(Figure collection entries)
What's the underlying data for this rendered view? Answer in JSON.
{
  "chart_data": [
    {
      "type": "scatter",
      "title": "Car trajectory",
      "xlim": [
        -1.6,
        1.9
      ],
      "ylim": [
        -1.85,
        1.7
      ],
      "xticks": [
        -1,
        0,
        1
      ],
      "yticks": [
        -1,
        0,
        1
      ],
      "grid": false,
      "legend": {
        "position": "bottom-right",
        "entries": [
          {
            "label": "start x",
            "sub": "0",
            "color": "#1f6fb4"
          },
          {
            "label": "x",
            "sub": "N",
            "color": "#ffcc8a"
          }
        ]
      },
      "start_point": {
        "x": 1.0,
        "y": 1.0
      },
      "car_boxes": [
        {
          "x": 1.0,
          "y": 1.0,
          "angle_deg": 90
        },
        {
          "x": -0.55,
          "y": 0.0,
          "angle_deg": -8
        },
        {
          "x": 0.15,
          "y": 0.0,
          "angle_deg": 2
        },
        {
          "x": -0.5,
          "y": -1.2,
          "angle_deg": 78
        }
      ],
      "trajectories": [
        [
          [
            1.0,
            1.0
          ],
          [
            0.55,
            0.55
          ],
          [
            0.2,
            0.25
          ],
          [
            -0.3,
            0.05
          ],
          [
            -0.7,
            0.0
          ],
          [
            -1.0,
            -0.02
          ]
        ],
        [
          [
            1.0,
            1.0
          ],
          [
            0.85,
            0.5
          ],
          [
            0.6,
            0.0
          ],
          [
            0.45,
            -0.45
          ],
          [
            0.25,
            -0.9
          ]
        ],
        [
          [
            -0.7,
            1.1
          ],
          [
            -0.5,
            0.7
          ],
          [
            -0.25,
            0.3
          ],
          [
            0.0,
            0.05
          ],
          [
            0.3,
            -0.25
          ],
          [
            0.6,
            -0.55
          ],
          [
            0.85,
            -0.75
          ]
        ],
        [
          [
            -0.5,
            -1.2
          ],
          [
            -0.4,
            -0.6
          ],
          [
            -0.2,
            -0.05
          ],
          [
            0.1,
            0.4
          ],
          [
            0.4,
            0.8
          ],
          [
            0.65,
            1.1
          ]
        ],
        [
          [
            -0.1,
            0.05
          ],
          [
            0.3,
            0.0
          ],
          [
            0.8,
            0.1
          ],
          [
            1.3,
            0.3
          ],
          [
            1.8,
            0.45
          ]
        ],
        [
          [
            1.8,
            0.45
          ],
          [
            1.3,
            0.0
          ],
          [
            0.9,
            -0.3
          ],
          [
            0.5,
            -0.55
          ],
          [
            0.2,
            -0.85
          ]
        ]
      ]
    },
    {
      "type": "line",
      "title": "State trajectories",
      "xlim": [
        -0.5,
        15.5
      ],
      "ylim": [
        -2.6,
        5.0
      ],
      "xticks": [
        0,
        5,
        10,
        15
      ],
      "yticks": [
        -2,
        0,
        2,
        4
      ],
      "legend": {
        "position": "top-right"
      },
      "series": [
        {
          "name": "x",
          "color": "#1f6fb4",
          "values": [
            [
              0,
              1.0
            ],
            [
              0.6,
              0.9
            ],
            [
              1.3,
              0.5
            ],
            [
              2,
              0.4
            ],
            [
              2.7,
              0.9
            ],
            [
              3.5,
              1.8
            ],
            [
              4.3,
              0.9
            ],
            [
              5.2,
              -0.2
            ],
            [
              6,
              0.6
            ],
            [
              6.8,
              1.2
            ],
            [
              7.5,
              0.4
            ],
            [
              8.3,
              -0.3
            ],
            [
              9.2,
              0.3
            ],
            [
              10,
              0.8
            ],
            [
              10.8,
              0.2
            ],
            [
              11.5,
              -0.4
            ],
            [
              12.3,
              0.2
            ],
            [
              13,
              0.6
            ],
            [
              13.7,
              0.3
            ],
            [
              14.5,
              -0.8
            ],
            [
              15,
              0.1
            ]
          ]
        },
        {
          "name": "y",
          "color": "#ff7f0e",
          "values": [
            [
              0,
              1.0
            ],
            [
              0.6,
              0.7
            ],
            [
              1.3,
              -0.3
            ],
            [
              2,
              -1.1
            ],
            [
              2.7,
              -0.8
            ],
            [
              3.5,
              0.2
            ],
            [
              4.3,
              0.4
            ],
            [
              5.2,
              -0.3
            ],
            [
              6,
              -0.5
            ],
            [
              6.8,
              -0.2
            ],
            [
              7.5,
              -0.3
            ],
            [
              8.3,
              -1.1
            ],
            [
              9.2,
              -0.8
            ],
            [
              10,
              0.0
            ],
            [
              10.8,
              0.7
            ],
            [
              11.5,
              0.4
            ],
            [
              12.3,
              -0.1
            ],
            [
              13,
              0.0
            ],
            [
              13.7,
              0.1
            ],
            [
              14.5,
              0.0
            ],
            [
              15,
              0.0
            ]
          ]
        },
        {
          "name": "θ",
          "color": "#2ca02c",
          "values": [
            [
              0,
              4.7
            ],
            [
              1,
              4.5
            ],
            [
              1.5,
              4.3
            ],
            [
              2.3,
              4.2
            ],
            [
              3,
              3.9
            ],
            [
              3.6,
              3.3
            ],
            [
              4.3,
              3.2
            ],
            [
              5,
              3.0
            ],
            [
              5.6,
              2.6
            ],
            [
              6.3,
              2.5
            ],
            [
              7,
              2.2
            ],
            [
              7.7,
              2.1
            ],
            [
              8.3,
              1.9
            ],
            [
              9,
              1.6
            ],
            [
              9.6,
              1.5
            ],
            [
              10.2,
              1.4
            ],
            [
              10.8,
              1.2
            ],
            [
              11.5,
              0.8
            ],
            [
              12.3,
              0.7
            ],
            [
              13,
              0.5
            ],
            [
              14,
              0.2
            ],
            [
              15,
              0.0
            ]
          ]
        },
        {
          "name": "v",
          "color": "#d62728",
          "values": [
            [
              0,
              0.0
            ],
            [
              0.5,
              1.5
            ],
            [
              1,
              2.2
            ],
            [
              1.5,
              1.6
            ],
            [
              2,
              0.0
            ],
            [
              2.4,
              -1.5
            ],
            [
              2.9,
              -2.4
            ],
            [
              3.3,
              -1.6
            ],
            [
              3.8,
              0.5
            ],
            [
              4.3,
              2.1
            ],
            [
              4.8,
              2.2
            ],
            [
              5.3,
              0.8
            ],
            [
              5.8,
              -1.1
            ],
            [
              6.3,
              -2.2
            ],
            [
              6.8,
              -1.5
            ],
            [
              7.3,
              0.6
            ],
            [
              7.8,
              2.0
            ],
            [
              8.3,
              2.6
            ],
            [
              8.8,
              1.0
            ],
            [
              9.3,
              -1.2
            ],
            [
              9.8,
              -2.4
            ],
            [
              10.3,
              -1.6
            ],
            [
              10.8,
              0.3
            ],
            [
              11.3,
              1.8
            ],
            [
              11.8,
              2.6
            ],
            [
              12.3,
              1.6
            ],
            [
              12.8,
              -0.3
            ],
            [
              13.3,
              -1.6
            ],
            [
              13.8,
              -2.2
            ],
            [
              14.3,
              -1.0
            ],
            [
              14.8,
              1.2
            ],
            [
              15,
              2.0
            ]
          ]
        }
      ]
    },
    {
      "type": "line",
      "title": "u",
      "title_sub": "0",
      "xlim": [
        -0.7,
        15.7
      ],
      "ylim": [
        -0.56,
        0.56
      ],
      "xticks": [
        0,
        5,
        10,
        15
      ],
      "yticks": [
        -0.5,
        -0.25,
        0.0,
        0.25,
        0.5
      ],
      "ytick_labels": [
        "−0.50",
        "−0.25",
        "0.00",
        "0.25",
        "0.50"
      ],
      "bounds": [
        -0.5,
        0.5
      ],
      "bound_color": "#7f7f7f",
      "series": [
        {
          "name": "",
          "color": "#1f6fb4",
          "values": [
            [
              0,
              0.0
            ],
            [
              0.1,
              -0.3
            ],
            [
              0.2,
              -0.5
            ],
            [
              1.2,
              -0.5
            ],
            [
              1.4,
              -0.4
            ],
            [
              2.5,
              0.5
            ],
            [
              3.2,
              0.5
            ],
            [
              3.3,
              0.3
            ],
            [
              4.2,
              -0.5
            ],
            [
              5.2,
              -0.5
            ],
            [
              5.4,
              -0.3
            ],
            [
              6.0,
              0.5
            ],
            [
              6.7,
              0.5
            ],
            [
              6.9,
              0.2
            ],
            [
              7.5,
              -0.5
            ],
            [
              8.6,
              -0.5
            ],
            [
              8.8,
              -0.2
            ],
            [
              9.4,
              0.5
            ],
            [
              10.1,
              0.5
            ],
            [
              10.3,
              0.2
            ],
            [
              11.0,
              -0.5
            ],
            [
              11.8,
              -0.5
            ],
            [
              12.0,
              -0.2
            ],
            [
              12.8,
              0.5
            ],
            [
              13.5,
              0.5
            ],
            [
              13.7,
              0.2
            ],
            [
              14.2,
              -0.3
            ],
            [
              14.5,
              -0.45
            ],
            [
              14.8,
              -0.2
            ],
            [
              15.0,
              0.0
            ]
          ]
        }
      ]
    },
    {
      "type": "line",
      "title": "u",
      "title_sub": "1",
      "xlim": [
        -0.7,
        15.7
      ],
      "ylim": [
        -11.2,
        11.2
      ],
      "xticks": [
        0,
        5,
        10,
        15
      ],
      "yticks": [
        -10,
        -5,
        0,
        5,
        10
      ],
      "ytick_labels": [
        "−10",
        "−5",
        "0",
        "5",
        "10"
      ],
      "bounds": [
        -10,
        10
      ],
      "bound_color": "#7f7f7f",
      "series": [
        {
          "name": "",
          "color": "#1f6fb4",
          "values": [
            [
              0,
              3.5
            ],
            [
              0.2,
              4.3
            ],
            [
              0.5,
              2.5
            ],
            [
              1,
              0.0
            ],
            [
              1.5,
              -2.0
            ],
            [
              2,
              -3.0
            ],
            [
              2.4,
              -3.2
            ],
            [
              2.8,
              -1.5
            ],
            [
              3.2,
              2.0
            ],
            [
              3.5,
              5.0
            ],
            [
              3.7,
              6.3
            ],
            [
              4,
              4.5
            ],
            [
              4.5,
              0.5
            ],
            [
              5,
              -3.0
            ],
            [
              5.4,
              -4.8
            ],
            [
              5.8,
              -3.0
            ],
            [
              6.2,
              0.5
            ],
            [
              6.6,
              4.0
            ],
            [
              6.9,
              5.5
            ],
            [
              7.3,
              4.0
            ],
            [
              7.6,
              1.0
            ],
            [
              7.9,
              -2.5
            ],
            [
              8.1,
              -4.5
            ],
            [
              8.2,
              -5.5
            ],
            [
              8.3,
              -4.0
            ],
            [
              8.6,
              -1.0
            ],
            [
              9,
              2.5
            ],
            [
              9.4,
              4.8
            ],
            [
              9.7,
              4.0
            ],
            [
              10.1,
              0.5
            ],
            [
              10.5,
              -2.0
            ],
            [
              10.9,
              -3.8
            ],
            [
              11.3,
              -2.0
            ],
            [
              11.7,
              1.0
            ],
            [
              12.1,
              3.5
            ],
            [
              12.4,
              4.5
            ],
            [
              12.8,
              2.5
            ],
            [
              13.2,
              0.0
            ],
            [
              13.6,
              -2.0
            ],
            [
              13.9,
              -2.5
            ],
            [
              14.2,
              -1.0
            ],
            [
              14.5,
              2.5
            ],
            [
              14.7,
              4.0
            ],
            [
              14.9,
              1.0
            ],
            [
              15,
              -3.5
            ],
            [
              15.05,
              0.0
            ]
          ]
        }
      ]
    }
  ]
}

• _Work to be completed_:
Copy all lines from the material that contain "right".

• _Solution to this exercise_:
        "position": "bottom-right",
        "position": "top-right"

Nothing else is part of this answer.